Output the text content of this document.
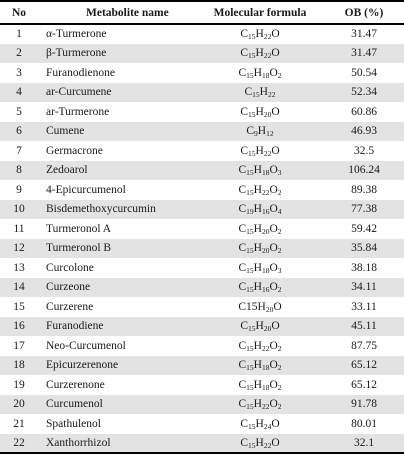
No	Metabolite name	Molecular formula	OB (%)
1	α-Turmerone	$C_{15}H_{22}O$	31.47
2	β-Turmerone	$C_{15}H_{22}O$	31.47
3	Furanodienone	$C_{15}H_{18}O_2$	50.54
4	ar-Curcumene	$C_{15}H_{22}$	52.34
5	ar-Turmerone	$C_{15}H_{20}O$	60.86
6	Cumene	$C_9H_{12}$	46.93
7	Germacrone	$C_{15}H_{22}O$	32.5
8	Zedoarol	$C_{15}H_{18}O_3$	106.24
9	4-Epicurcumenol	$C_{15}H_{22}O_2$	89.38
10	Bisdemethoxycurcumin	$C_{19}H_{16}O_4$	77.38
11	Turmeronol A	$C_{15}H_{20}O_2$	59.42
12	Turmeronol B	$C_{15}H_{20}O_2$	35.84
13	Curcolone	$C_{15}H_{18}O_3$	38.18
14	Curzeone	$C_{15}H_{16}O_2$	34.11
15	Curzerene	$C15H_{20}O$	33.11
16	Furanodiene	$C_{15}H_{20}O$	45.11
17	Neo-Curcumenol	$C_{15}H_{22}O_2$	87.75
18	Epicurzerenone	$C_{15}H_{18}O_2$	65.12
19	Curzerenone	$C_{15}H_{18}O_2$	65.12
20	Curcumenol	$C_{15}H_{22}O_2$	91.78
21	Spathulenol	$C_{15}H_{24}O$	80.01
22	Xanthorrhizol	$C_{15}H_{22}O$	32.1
---
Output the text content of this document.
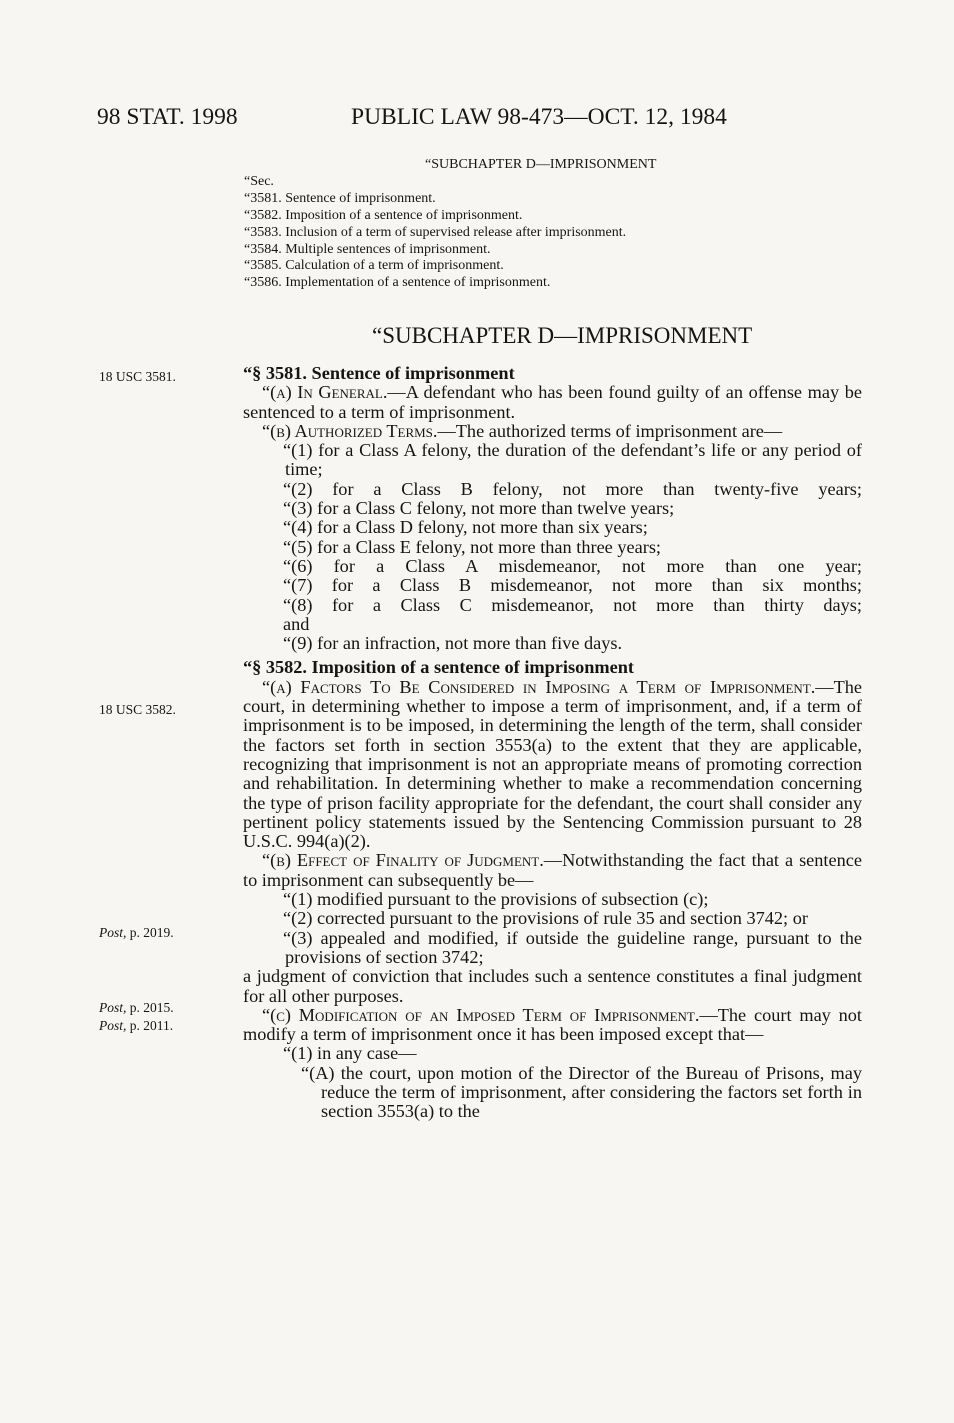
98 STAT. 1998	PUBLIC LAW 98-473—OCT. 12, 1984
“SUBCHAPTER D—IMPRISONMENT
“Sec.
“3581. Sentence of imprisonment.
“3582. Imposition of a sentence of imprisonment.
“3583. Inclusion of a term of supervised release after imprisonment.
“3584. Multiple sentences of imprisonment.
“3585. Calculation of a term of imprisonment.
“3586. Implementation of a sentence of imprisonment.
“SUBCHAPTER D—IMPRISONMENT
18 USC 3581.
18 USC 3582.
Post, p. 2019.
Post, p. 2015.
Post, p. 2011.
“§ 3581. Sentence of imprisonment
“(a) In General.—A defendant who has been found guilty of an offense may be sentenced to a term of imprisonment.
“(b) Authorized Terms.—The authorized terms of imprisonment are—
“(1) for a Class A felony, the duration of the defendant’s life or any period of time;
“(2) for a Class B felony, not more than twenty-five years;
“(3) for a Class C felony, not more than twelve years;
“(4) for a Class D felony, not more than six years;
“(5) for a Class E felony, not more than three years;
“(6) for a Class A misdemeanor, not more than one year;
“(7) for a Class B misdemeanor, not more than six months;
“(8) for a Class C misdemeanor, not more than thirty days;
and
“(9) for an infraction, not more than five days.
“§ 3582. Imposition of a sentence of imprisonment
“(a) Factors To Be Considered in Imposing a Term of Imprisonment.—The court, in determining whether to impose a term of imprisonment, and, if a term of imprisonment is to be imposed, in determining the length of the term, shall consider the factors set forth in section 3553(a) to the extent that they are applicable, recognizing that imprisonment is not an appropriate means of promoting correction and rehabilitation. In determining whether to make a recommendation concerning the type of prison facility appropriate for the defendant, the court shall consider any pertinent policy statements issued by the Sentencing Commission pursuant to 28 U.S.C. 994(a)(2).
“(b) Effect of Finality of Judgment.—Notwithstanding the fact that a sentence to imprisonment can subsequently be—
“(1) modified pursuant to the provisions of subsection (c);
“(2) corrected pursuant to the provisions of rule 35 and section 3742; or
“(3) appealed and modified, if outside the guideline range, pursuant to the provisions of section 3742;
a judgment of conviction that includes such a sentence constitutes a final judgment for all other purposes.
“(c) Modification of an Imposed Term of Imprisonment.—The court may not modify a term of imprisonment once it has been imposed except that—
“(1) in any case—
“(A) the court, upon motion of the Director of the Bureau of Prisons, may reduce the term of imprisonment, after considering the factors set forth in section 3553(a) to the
---
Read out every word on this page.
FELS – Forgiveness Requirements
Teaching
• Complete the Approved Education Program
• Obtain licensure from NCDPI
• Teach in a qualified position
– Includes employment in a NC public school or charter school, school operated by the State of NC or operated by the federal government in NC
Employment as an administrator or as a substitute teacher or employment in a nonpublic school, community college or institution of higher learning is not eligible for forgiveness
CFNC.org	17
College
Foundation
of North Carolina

Task objective -
Gather every line from the listing above in which the word "employment" appears.

Final answer -
– Includes employment in a NC public school or charter school, school operated by the State of NC or operated by the federal government in NC
Employment as an administrator or as a substitute teacher or employment in a nonpublic school, community college or institution of higher learning is not eligible for forgiveness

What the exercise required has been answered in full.